> Required work:
From the listing below, work out how many lines contain "should"; the answer is that number and nothing more.

> Given data:
⟨
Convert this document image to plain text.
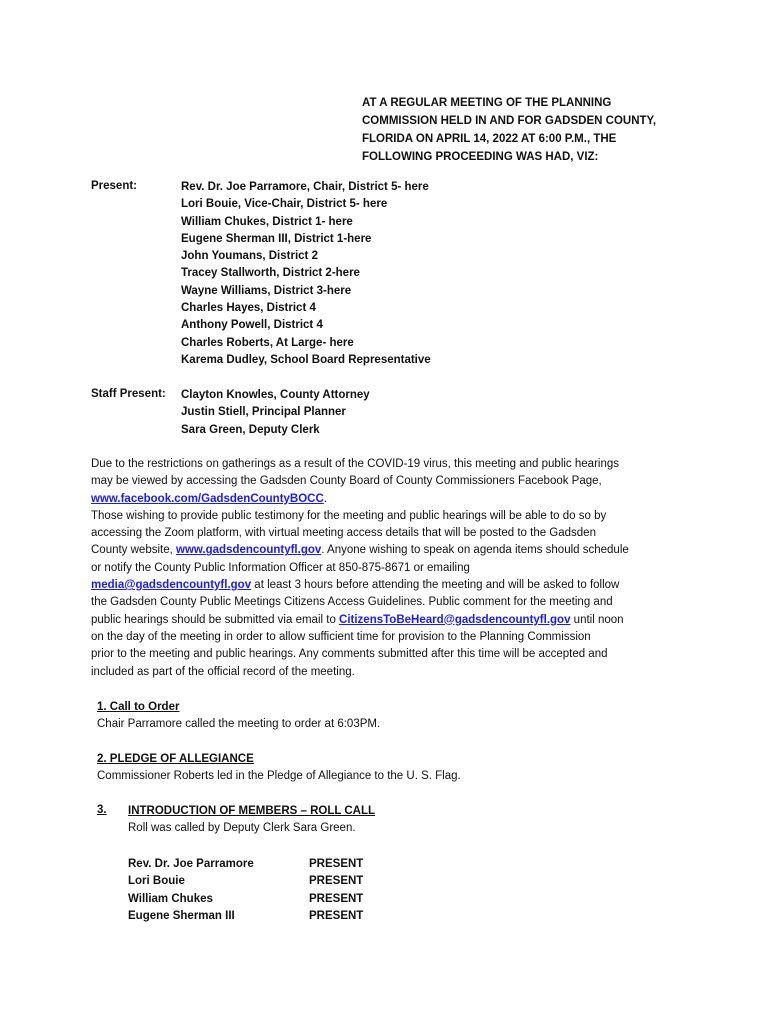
AT A REGULAR MEETING OF THE PLANNING
COMMISSION HELD IN AND FOR GADSDEN COUNTY,
FLORIDA ON APRIL 14, 2022 AT 6:00 P.M., THE
FOLLOWING PROCEEDING WAS HAD, VIZ:
Present:	Rev. Dr. Joe Parramore, Chair, District 5- here
Lori Bouie, Vice-Chair, District 5- here
William Chukes, District 1- here
Eugene Sherman III, District 1-here
John Youmans, District 2
Tracey Stallworth, District 2-here
Wayne Williams, District 3-here
Charles Hayes, District 4
Anthony Powell, District 4
Charles Roberts, At Large- here
Karema Dudley, School Board Representative
Staff Present: Clayton Knowles, County Attorney
Justin Stiell, Principal Planner
Sara Green, Deputy Clerk
Due to the restrictions on gatherings as a result of the COVID-19 virus, this meeting and public hearings
may be viewed by accessing the Gadsden County Board of County Commissioners Facebook Page,
www.facebook.com/GadsdenCountyBOCC.
Those wishing to provide public testimony for the meeting and public hearings will be able to do so by
accessing the Zoom platform, with virtual meeting access details that will be posted to the Gadsden
County website, www.gadsdencountyfl.gov. Anyone wishing to speak on agenda items should schedule
or notify the County Public Information Officer at 850-875-8671 or emailing
media@gadsdencountyfl.gov at least 3 hours before attending the meeting and will be asked to follow
the Gadsden County Public Meetings Citizens Access Guidelines. Public comment for the meeting and
public hearings should be submitted via email to CitizensToBeHeard@gadsdencountyfl.gov until noon
on the day of the meeting in order to allow sufficient time for provision to the Planning Commission
prior to the meeting and public hearings. Any comments submitted after this time will be accepted and
included as part of the official record of the meeting.
1. Call to Order
Chair Parramore called the meeting to order at 6:03PM.
2. PLEDGE OF ALLEGIANCE
Commissioner Roberts led in the Pledge of Allegiance to the U. S. Flag.
3. INTRODUCTION OF MEMBERS – ROLL CALL
Roll was called by Deputy Clerk Sara Green.
Rev. Dr. Joe Parramore	PRESENT
Lori Bouie	PRESENT
William Chukes	PRESENT
Eugene Sherman III	PRESENT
⟩
> Solved exercise:
2